* DIRECTIONS FOR THIS TASK *
Word for word, transcribe the lines below and drop the pictures.

* Records from a collection of figures *

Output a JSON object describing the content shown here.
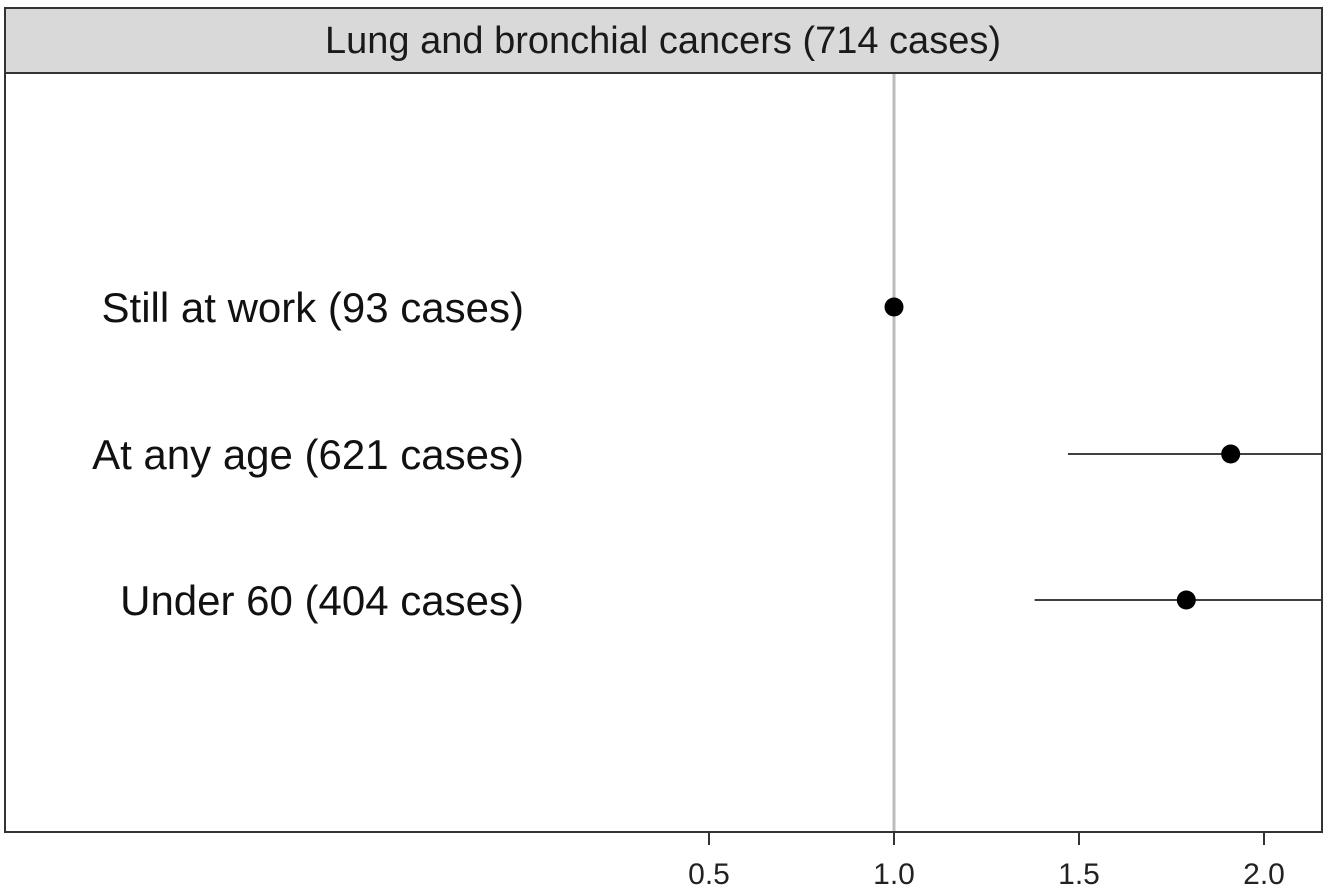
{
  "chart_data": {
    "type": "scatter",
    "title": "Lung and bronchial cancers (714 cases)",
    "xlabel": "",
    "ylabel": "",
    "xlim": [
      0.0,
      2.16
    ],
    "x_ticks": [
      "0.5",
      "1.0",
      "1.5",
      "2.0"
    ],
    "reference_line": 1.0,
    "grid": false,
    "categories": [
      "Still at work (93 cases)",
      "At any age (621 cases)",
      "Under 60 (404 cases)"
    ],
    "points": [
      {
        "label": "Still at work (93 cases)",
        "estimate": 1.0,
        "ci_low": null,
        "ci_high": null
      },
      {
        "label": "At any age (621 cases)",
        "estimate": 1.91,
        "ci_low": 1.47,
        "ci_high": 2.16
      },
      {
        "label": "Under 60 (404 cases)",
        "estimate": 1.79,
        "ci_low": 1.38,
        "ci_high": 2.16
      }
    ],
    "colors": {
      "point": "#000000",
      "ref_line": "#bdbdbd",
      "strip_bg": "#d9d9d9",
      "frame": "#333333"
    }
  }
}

* ANSWER TO THIS TASK *
Output a JSON object describing the content shown here.
{
  "chart_data": {
    "type": "scatter",
    "title": "Lung and bronchial cancers (714 cases)",
    "xlabel": "",
    "ylabel": "",
    "xlim": [
      0.0,
      2.16
    ],
    "x_ticks": [
      "0.5",
      "1.0",
      "1.5",
      "2.0"
    ],
    "reference_line": 1.0,
    "grid": false,
    "categories": [
      "Still at work (93 cases)",
      "At any age (621 cases)",
      "Under 60 (404 cases)"
    ],
    "points": [
      {
        "label": "Still at work (93 cases)",
        "estimate": 1.0,
        "ci_low": null,
        "ci_high": null
      },
      {
        "label": "At any age (621 cases)",
        "estimate": 1.91,
        "ci_low": 1.47,
        "ci_high": 2.16
      },
      {
        "label": "Under 60 (404 cases)",
        "estimate": 1.79,
        "ci_low": 1.38,
        "ci_high": 2.16
      }
    ],
    "colors": {
      "point": "#000000",
      "ref_line": "#bdbdbd",
      "strip_bg": "#d9d9d9",
      "frame": "#333333"
    }
  }
}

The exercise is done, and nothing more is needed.